Dataset records on visual material:
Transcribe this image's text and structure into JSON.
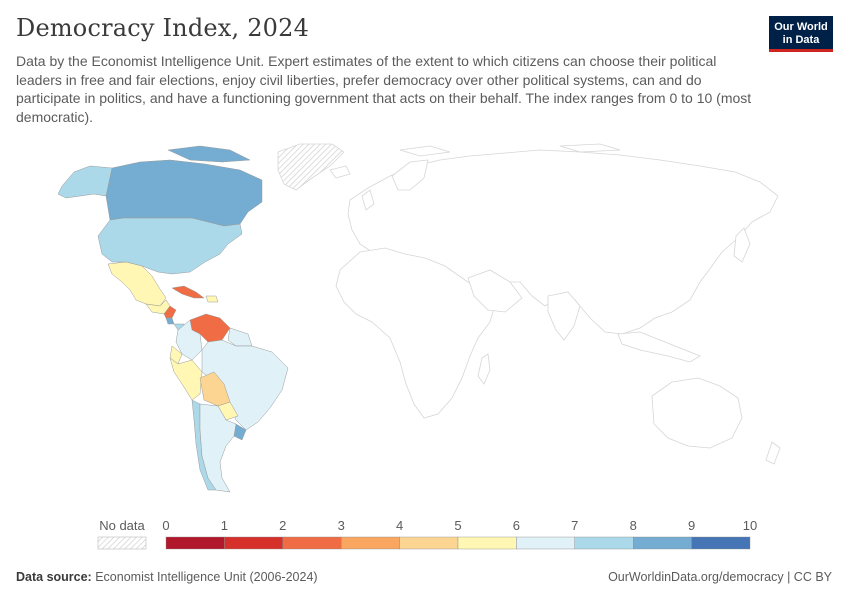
{
  "header": {
    "title": "Democracy Index, 2024",
    "subtitle": "Data by the Economist Intelligence Unit. Expert estimates of the extent to which citizens can choose their political leaders in free and fair elections, enjoy civil liberties, prefer democracy over other political systems, can and do participate in politics, and have a functioning government that acts on their behalf. The index ranges from 0 to 10 (most democratic)."
  },
  "logo": {
    "line1": "Our World",
    "line2": "in Data"
  },
  "chart_data": {
    "type": "choropleth-map",
    "title": "Democracy Index, 2024",
    "region_shown": "Americas (other regions shown as outlines only)",
    "legend": {
      "no_data_label": "No data",
      "ticks": [
        "0",
        "1",
        "2",
        "3",
        "4",
        "5",
        "6",
        "7",
        "8",
        "9",
        "10"
      ],
      "bins": [
        {
          "min": 0,
          "max": 1,
          "color": "#b2182b"
        },
        {
          "min": 1,
          "max": 2,
          "color": "#d6302b"
        },
        {
          "min": 2,
          "max": 3,
          "color": "#ef6c45"
        },
        {
          "min": 3,
          "max": 4,
          "color": "#f8a660"
        },
        {
          "min": 4,
          "max": 5,
          "color": "#fdd592"
        },
        {
          "min": 5,
          "max": 6,
          "color": "#fff7b3"
        },
        {
          "min": 6,
          "max": 7,
          "color": "#e0f1f7"
        },
        {
          "min": 7,
          "max": 8,
          "color": "#abd9e9"
        },
        {
          "min": 8,
          "max": 9,
          "color": "#74add1"
        },
        {
          "min": 9,
          "max": 10,
          "color": "#4575b4"
        }
      ]
    },
    "countries": [
      {
        "name": "Canada",
        "bin": 8
      },
      {
        "name": "Alaska",
        "bin": 7
      },
      {
        "name": "United States",
        "bin": 7
      },
      {
        "name": "Mexico",
        "bin": 5
      },
      {
        "name": "Central America",
        "bin": 5
      },
      {
        "name": "Nicaragua",
        "bin": 2
      },
      {
        "name": "Costa Rica",
        "bin": 8
      },
      {
        "name": "Panama",
        "bin": 7
      },
      {
        "name": "Cuba",
        "bin": 2
      },
      {
        "name": "Hispaniola",
        "bin": 5
      },
      {
        "name": "Venezuela",
        "bin": 2
      },
      {
        "name": "Colombia",
        "bin": 6
      },
      {
        "name": "Guianas",
        "bin": 6
      },
      {
        "name": "Ecuador",
        "bin": 5
      },
      {
        "name": "Peru",
        "bin": 5
      },
      {
        "name": "Brazil",
        "bin": 6
      },
      {
        "name": "Bolivia",
        "bin": 4
      },
      {
        "name": "Paraguay",
        "bin": 5
      },
      {
        "name": "Uruguay",
        "bin": 8
      },
      {
        "name": "Chile",
        "bin": 7
      },
      {
        "name": "Argentina",
        "bin": 6
      },
      {
        "name": "Greenland",
        "bin": null
      }
    ]
  },
  "footer": {
    "source_label": "Data source:",
    "source_text": "Economist Intelligence Unit (2006-2024)",
    "link": "OurWorldinData.org/democracy | CC BY"
  }
}
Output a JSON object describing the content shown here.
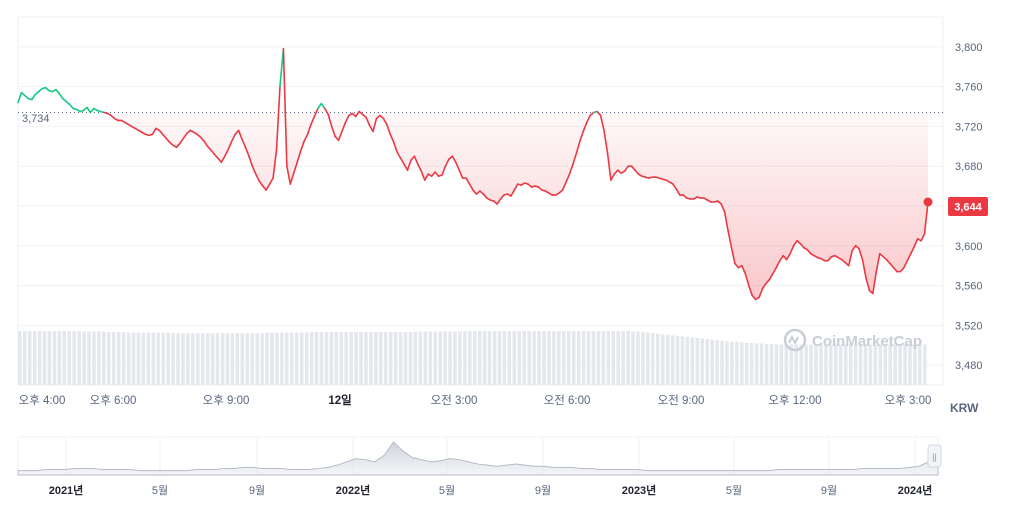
{
  "chart_data": {
    "type": "line",
    "currency": "KRW",
    "current_price_label": "3,644",
    "reference_price_label": "3,734",
    "reference_value": 3734,
    "watermark": "CoinMarketCap",
    "ylim": [
      3460,
      3830
    ],
    "yticks": [
      {
        "value": 3800,
        "label": "3,800"
      },
      {
        "value": 3760,
        "label": "3,760"
      },
      {
        "value": 3720,
        "label": "3,720"
      },
      {
        "value": 3680,
        "label": "3,680"
      },
      {
        "value": 3640,
        "label": "3,640"
      },
      {
        "value": 3600,
        "label": "3,600"
      },
      {
        "value": 3560,
        "label": "3,560"
      },
      {
        "value": 3520,
        "label": "3,520"
      },
      {
        "value": 3480,
        "label": "3,480"
      }
    ],
    "xticks": [
      {
        "label": "오후 4:00"
      },
      {
        "label": "오후 6:00"
      },
      {
        "label": "오후 9:00"
      },
      {
        "label": "12일",
        "bold": true
      },
      {
        "label": "오전 3:00"
      },
      {
        "label": "오전 6:00"
      },
      {
        "label": "오전 9:00"
      },
      {
        "label": "오후 12:00"
      },
      {
        "label": "오후 3:00"
      }
    ],
    "price_points": [
      3744,
      3754,
      3751,
      3748,
      3747,
      3752,
      3755,
      3758,
      3759,
      3756,
      3755,
      3757,
      3753,
      3748,
      3745,
      3742,
      3738,
      3737,
      3735,
      3736,
      3739,
      3734,
      3738,
      3736,
      3735,
      3734,
      3733,
      3731,
      3728,
      3726,
      3726,
      3724,
      3722,
      3720,
      3718,
      3716,
      3714,
      3712,
      3711,
      3712,
      3718,
      3716,
      3712,
      3708,
      3704,
      3701,
      3699,
      3703,
      3708,
      3713,
      3716,
      3714,
      3712,
      3709,
      3705,
      3700,
      3696,
      3692,
      3688,
      3684,
      3690,
      3697,
      3705,
      3712,
      3716,
      3707,
      3699,
      3690,
      3680,
      3672,
      3665,
      3660,
      3656,
      3662,
      3668,
      3696,
      3760,
      3798,
      3680,
      3662,
      3673,
      3684,
      3695,
      3705,
      3712,
      3722,
      3730,
      3738,
      3743,
      3738,
      3732,
      3720,
      3710,
      3706,
      3715,
      3724,
      3731,
      3733,
      3730,
      3735,
      3732,
      3729,
      3721,
      3715,
      3728,
      3731,
      3728,
      3722,
      3712,
      3704,
      3694,
      3688,
      3682,
      3676,
      3686,
      3690,
      3682,
      3675,
      3666,
      3672,
      3670,
      3674,
      3670,
      3671,
      3680,
      3687,
      3690,
      3684,
      3676,
      3668,
      3668,
      3662,
      3656,
      3652,
      3655,
      3652,
      3648,
      3646,
      3645,
      3642,
      3647,
      3651,
      3652,
      3650,
      3656,
      3662,
      3661,
      3663,
      3662,
      3659,
      3660,
      3659,
      3656,
      3655,
      3653,
      3651,
      3651,
      3653,
      3656,
      3664,
      3672,
      3682,
      3693,
      3705,
      3715,
      3724,
      3731,
      3734,
      3735,
      3731,
      3716,
      3694,
      3666,
      3672,
      3676,
      3673,
      3675,
      3680,
      3680,
      3676,
      3672,
      3670,
      3669,
      3668,
      3669,
      3669,
      3668,
      3667,
      3666,
      3664,
      3662,
      3657,
      3651,
      3651,
      3648,
      3647,
      3647,
      3649,
      3648,
      3648,
      3646,
      3644,
      3644,
      3645,
      3642,
      3634,
      3615,
      3598,
      3582,
      3578,
      3580,
      3572,
      3560,
      3550,
      3546,
      3548,
      3557,
      3562,
      3566,
      3572,
      3578,
      3585,
      3590,
      3586,
      3592,
      3600,
      3605,
      3602,
      3598,
      3596,
      3592,
      3590,
      3588,
      3587,
      3585,
      3585,
      3589,
      3590,
      3588,
      3586,
      3583,
      3580,
      3595,
      3600,
      3597,
      3586,
      3568,
      3555,
      3552,
      3574,
      3592,
      3589,
      3586,
      3582,
      3578,
      3574,
      3574,
      3578,
      3585,
      3592,
      3599,
      3607,
      3605,
      3612,
      3644
    ],
    "price_colors": {
      "up": "#16c784",
      "down": "#ea3943"
    },
    "volume_bars": [
      100,
      100,
      100,
      100,
      100,
      100,
      100,
      100,
      100,
      100,
      100,
      100,
      100,
      99,
      99,
      99,
      99,
      99,
      98,
      98,
      98,
      98,
      97,
      97,
      97,
      97,
      97,
      97,
      97,
      97,
      97,
      96,
      96,
      96,
      96,
      96,
      96,
      96,
      96,
      96,
      96,
      96,
      96,
      96,
      96,
      96,
      96,
      96,
      96,
      96,
      97,
      97,
      97,
      97,
      97,
      97,
      97,
      97,
      97,
      98,
      98,
      98,
      98,
      98,
      98,
      98,
      98,
      98,
      98,
      98,
      98,
      98,
      98,
      98,
      98,
      98,
      98,
      98,
      98,
      98,
      99,
      99,
      99,
      99,
      99,
      99,
      99,
      99,
      99,
      99,
      100,
      100,
      100,
      100,
      100,
      100,
      100,
      100,
      100,
      100,
      100,
      100,
      100,
      100,
      100,
      100,
      100,
      100,
      100,
      100,
      100,
      100,
      100,
      100,
      100,
      100,
      100,
      100,
      100,
      100,
      100,
      100,
      100,
      100,
      99,
      99,
      98,
      97,
      96,
      95,
      94,
      93,
      92,
      91,
      90,
      89,
      88,
      87,
      86,
      85,
      84,
      83,
      82,
      81,
      80,
      80,
      79,
      78,
      78,
      77,
      77,
      76,
      76,
      75,
      75,
      75,
      75,
      75,
      75,
      75,
      75,
      75,
      75,
      75,
      75,
      75,
      75,
      75,
      75,
      75,
      75,
      75,
      75,
      75,
      75,
      75,
      75,
      75,
      75,
      75,
      75,
      75,
      75,
      75
    ],
    "navigator": {
      "labels": [
        {
          "label": "2021년",
          "bold": true
        },
        {
          "label": "5월"
        },
        {
          "label": "9월"
        },
        {
          "label": "2022년",
          "bold": true
        },
        {
          "label": "5월"
        },
        {
          "label": "9월"
        },
        {
          "label": "2023년",
          "bold": true
        },
        {
          "label": "5월"
        },
        {
          "label": "9월"
        },
        {
          "label": "2024년",
          "bold": true
        }
      ],
      "area_values": [
        4,
        4,
        4,
        5,
        5,
        5,
        6,
        6,
        6,
        5,
        5,
        5,
        5,
        4,
        4,
        4,
        4,
        4,
        4,
        5,
        5,
        5,
        6,
        6,
        7,
        7,
        6,
        6,
        6,
        5,
        5,
        5,
        6,
        7,
        9,
        12,
        15,
        14,
        12,
        18,
        30,
        22,
        16,
        14,
        12,
        13,
        15,
        14,
        12,
        10,
        9,
        8,
        9,
        10,
        9,
        8,
        8,
        7,
        7,
        7,
        6,
        6,
        5,
        5,
        5,
        5,
        5,
        4,
        4,
        4,
        4,
        4,
        4,
        4,
        4,
        4,
        4,
        4,
        4,
        4,
        4,
        5,
        5,
        5,
        5,
        5,
        5,
        5,
        5,
        5,
        6,
        6,
        6,
        6,
        6,
        7,
        8,
        12,
        20
      ],
      "handle_symbol": "||"
    }
  }
}
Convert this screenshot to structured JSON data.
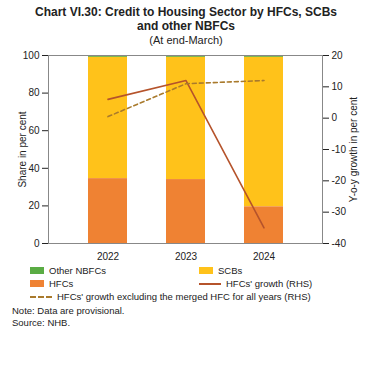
{
  "chart_data": {
    "type": "bar",
    "stacked": true,
    "title": "Chart VI.30: Credit to Housing Sector by HFCs, SCBs and other NBFCs",
    "subtitle": "(At end-March)",
    "categories": [
      "2022",
      "2023",
      "2024"
    ],
    "y_label": "Share in per cent",
    "y2_label": "Y-o-y growth in per cent",
    "ylim": [
      0,
      100
    ],
    "yticks": [
      0,
      20,
      40,
      60,
      80,
      100
    ],
    "y2lim": [
      -40,
      20
    ],
    "y2ticks": [
      -40,
      -30,
      -20,
      -10,
      0,
      10,
      20
    ],
    "series": [
      {
        "name": "Other NBFCs",
        "type": "bar",
        "color": "#5aac44",
        "values": [
          1.0,
          1.0,
          1.0
        ]
      },
      {
        "name": "SCBs",
        "type": "bar",
        "color": "#ffc21a",
        "values": [
          64.5,
          65.0,
          79.5
        ]
      },
      {
        "name": "HFCs",
        "type": "bar",
        "color": "#ef8233",
        "values": [
          34.5,
          34.0,
          19.5
        ]
      },
      {
        "name": "HFCs' growth (RHS)",
        "type": "line",
        "axis": "y2",
        "color": "#b5532b",
        "line_style": "solid",
        "values": [
          6.0,
          12.0,
          -35.0
        ]
      },
      {
        "name": "HFCs' growth excluding the merged HFC for all years (RHS)",
        "type": "line",
        "axis": "y2",
        "color": "#a97a2c",
        "line_style": "dashed",
        "values": [
          0.5,
          11.0,
          12.0
        ]
      }
    ],
    "notes": [
      "Note: Data are provisional.",
      "Source: NHB."
    ]
  }
}
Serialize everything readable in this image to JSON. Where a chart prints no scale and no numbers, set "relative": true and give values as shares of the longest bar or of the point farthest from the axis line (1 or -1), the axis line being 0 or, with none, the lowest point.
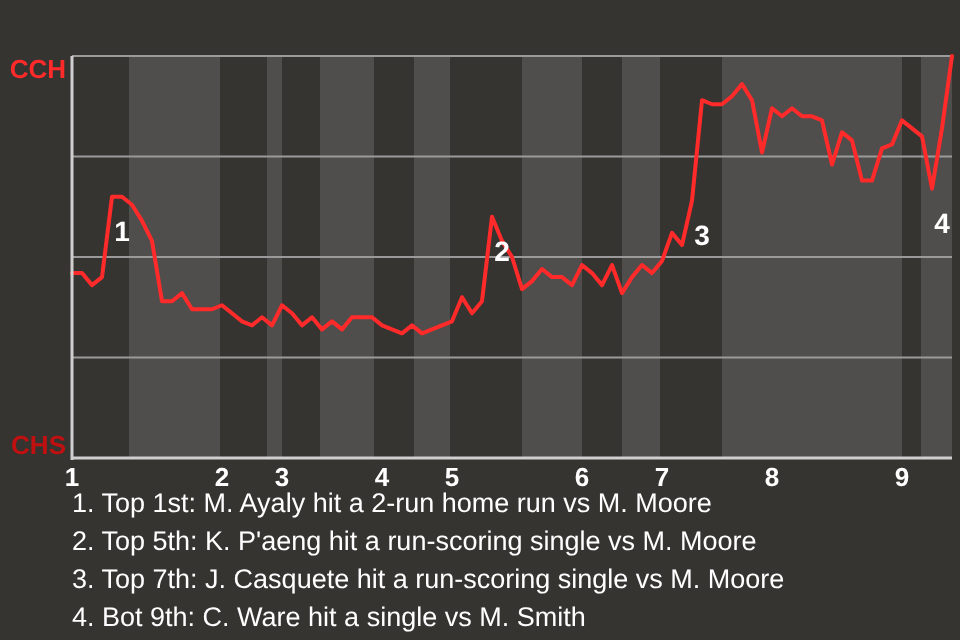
{
  "chart_data": {
    "type": "line",
    "relative": true,
    "grid": "y",
    "marker": "none",
    "line_style": "solid",
    "categories": [
      "1",
      null,
      null,
      null,
      null,
      null,
      null,
      null,
      null,
      null,
      null,
      null,
      null,
      null,
      null,
      "2",
      null,
      null,
      null,
      null,
      null,
      "3",
      null,
      null,
      null,
      null,
      null,
      null,
      null,
      null,
      null,
      "4",
      null,
      null,
      null,
      null,
      null,
      null,
      "5",
      null,
      null,
      null,
      null,
      null,
      null,
      null,
      null,
      null,
      null,
      null,
      null,
      "6",
      null,
      null,
      null,
      null,
      null,
      null,
      null,
      "7",
      null,
      null,
      null,
      null,
      null,
      null,
      null,
      null,
      null,
      null,
      "8",
      null,
      null,
      null,
      null,
      null,
      null,
      null,
      null,
      null,
      null,
      null,
      null,
      "9",
      null,
      null,
      null,
      null,
      null
    ],
    "series": [
      {
        "color": "#ff2a2a",
        "values": [
          0.46,
          0.46,
          0.43,
          0.45,
          0.65,
          0.65,
          0.63,
          0.59,
          0.54,
          0.39,
          0.39,
          0.41,
          0.37,
          0.37,
          0.37,
          0.38,
          0.36,
          0.34,
          0.33,
          0.35,
          0.33,
          0.38,
          0.36,
          0.33,
          0.35,
          0.32,
          0.34,
          0.32,
          0.35,
          0.35,
          0.35,
          0.33,
          0.32,
          0.31,
          0.33,
          0.31,
          0.32,
          0.33,
          0.34,
          0.4,
          0.36,
          0.39,
          0.6,
          0.54,
          0.5,
          0.42,
          0.44,
          0.47,
          0.45,
          0.45,
          0.43,
          0.48,
          0.46,
          0.43,
          0.48,
          0.41,
          0.45,
          0.48,
          0.46,
          0.49,
          0.56,
          0.53,
          0.64,
          0.89,
          0.88,
          0.88,
          0.9,
          0.93,
          0.89,
          0.76,
          0.87,
          0.85,
          0.87,
          0.85,
          0.85,
          0.84,
          0.73,
          0.81,
          0.79,
          0.69,
          0.69,
          0.77,
          0.78,
          0.84,
          0.82,
          0.8,
          0.67,
          0.82,
          1
        ]
      }
    ],
    "annotations": [
      "CCH",
      "CHS",
      {
        "text": "1",
        "y": 0.65
      },
      {
        "text": "2",
        "y": 0.6
      },
      {
        "text": "3",
        "y": 0.64
      },
      {
        "text": "4",
        "y": 0.67
      },
      "1. Top 1st: M. Ayaly hit a 2-run home run vs M. Moore",
      "2. Top 5th: K. P'aeng hit a run-scoring single vs M. Moore",
      "3. Top 7th: J. Casquete hit a run-scoring single vs M. Moore",
      "4. Bot 9th: C. Ware hit a single vs M. Smith"
    ]
  }
}
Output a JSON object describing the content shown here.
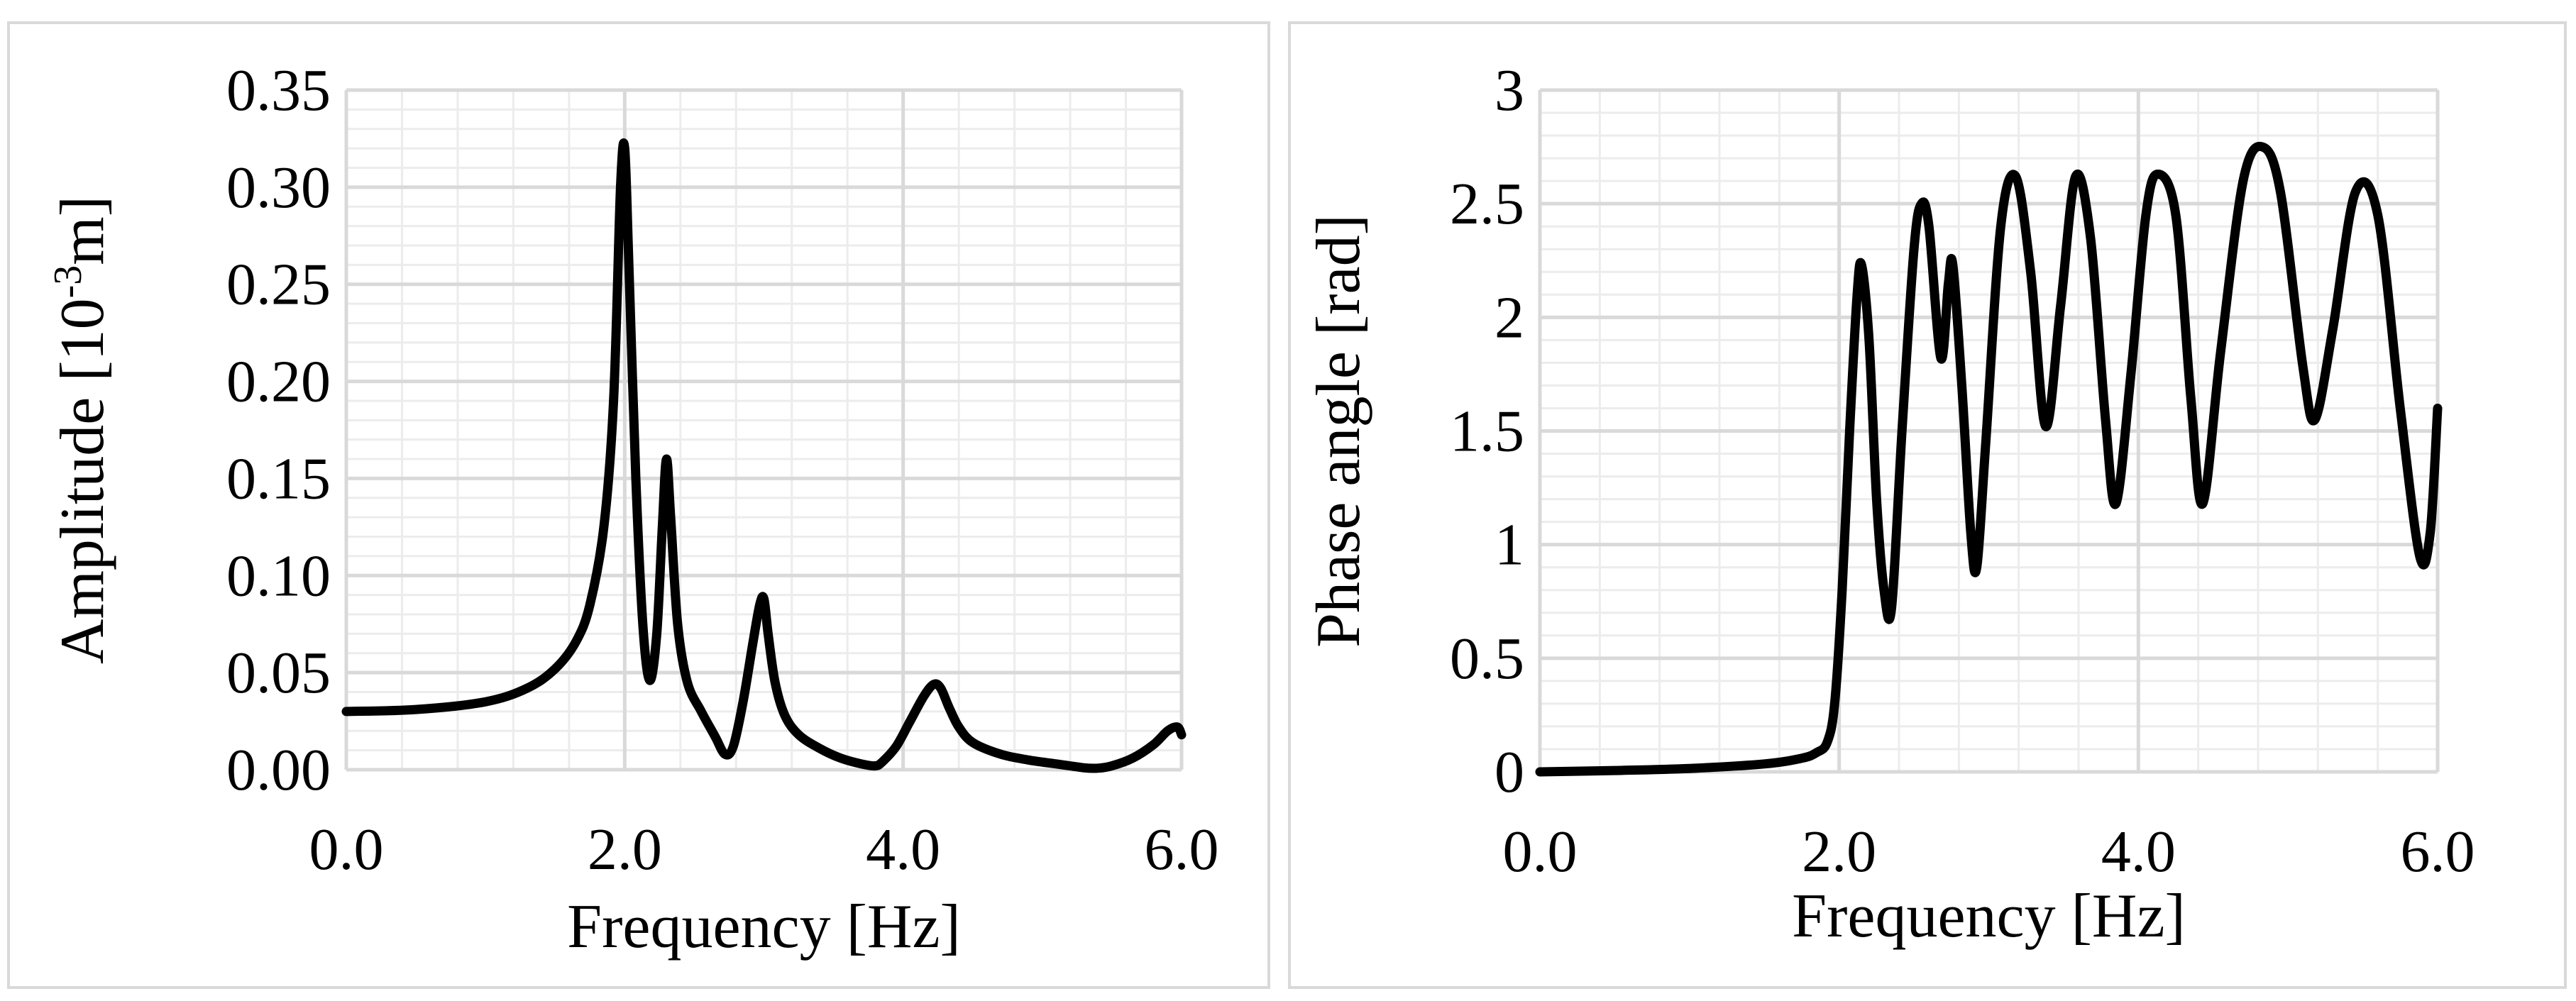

**Problem details**
What is the number of lines in the data that hold the word "this"? Reply with that number and nothing else.

**Worked solution**
3